Collected data entries
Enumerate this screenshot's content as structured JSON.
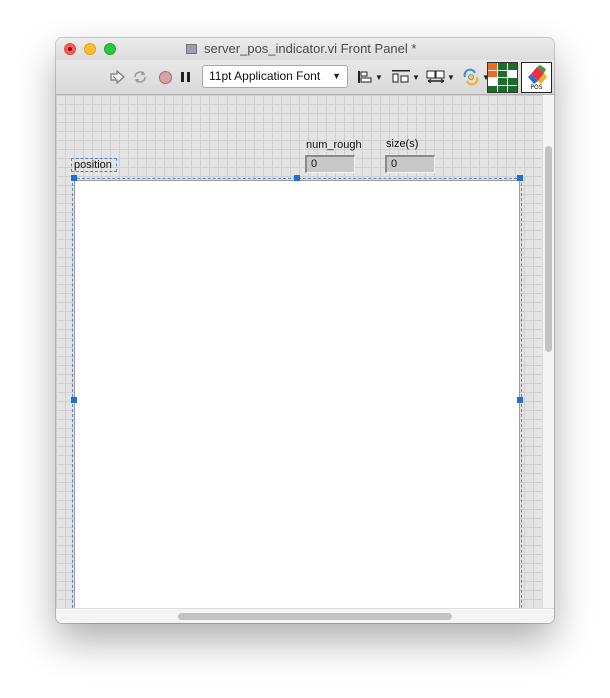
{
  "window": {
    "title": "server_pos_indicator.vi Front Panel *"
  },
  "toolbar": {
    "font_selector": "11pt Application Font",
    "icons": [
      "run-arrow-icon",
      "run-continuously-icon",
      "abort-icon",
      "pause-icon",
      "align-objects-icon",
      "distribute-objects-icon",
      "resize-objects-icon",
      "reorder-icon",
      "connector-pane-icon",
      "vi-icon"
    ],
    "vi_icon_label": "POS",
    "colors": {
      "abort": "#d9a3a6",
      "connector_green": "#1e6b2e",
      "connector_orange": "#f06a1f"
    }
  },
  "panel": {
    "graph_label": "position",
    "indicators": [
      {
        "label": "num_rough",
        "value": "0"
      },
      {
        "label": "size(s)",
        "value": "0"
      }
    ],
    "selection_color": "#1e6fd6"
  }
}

* * *

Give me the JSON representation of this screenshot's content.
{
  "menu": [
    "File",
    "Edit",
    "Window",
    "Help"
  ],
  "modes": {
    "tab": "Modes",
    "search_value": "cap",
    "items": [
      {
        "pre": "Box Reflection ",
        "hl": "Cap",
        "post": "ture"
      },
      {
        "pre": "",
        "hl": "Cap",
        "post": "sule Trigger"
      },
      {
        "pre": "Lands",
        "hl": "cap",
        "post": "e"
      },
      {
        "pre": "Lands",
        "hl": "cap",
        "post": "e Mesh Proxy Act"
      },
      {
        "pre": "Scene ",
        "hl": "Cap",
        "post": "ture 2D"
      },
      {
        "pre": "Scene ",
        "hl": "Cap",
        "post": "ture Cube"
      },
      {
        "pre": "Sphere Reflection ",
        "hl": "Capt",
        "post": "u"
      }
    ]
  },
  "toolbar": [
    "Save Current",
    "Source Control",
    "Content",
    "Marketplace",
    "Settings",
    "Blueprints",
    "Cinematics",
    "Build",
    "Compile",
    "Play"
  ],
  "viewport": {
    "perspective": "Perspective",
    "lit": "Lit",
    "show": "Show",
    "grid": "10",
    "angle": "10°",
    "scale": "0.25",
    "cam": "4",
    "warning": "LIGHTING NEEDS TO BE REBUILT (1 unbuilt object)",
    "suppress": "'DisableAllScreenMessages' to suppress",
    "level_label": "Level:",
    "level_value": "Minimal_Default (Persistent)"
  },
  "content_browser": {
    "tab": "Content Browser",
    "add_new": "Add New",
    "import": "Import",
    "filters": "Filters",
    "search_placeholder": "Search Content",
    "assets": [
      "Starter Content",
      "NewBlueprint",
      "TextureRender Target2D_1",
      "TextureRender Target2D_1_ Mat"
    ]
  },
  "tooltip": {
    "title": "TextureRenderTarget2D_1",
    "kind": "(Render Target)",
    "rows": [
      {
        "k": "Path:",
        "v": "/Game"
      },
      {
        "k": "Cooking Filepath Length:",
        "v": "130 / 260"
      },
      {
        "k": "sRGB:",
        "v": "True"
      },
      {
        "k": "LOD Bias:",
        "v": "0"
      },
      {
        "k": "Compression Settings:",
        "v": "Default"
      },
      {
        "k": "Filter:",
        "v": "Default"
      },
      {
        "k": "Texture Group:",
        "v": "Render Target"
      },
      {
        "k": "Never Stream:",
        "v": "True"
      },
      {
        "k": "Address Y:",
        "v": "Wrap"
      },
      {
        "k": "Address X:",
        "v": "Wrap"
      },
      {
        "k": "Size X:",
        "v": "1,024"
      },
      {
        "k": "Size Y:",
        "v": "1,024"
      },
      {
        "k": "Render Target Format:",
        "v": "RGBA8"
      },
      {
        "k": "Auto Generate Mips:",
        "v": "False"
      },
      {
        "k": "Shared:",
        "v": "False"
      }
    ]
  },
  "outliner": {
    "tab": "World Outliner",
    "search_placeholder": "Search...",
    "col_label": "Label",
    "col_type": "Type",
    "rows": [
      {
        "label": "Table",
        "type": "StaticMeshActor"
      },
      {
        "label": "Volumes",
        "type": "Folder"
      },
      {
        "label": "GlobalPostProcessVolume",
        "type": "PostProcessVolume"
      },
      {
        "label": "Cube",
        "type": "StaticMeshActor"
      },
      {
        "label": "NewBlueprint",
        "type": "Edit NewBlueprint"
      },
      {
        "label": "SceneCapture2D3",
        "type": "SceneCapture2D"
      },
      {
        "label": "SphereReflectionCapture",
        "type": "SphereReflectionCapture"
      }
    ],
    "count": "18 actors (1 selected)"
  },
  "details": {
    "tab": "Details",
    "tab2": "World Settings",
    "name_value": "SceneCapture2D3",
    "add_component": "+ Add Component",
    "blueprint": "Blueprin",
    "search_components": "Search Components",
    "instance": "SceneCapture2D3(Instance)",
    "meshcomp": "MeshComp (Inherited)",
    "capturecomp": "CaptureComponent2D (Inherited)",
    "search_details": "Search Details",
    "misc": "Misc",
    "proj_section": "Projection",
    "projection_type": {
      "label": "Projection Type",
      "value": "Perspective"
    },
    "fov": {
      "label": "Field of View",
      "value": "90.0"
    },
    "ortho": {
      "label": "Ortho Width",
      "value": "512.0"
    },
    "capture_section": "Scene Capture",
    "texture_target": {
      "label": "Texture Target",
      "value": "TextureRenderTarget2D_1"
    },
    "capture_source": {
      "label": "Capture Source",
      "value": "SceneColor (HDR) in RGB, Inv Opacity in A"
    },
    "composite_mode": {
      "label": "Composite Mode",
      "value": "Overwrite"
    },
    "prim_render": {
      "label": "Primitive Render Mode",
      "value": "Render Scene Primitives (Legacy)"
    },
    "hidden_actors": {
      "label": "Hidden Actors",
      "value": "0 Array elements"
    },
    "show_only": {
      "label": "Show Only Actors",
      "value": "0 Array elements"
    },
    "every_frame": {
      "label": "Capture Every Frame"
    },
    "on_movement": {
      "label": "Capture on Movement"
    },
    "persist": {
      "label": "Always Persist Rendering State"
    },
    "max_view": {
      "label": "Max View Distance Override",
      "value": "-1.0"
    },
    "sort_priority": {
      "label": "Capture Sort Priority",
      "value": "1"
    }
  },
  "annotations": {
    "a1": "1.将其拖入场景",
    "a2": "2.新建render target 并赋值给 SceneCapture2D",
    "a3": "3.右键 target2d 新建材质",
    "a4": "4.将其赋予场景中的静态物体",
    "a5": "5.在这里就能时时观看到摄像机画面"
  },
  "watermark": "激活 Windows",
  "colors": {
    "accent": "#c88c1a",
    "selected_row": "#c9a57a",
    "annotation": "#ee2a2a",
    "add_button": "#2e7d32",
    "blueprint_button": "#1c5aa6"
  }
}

---

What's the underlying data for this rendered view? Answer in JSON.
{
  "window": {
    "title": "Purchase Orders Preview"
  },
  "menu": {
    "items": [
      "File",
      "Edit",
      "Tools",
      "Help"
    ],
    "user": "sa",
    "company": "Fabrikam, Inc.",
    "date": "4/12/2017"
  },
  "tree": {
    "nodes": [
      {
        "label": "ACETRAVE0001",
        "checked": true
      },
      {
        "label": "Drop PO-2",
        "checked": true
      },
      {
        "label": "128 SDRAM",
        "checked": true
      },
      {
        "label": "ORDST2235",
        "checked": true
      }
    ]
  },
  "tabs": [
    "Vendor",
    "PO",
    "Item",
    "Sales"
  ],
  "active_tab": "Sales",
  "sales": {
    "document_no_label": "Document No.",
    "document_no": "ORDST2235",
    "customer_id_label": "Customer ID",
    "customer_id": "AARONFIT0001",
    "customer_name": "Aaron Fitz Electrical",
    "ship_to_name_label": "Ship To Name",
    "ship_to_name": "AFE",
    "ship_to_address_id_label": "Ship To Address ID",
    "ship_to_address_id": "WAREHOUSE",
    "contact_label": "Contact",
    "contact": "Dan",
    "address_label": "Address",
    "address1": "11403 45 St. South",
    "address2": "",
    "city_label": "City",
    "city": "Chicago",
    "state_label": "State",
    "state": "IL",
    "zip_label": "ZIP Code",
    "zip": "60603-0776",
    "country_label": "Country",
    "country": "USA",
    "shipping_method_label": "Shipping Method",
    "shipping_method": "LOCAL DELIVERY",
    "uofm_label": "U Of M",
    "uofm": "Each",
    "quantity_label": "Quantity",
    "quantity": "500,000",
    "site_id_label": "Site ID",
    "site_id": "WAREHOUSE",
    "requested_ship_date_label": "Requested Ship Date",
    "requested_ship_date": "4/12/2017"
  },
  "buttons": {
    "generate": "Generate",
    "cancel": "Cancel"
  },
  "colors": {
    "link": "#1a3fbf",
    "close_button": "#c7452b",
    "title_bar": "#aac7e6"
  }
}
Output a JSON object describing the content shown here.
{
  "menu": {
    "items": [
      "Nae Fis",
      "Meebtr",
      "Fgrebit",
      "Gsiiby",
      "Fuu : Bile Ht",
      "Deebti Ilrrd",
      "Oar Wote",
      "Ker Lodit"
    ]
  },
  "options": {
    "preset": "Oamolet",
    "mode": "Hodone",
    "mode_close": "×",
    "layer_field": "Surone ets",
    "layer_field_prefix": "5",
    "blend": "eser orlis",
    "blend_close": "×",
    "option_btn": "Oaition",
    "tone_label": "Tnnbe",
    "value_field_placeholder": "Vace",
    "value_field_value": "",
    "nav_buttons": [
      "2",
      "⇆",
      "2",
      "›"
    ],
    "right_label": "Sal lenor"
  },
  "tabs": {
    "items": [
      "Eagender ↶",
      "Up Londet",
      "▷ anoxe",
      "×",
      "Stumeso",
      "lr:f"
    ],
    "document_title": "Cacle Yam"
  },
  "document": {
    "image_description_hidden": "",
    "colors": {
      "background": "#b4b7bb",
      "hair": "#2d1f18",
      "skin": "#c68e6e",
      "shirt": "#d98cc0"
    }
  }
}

* EXERCISE REQUIREMENTS *
Show all lines in the entries above where the word "SphereReflectionCapture" appears.

* COMPLETE ANSWER *
        "label": "SphereReflectionCapture",
        "type": "SphereReflectionCapture"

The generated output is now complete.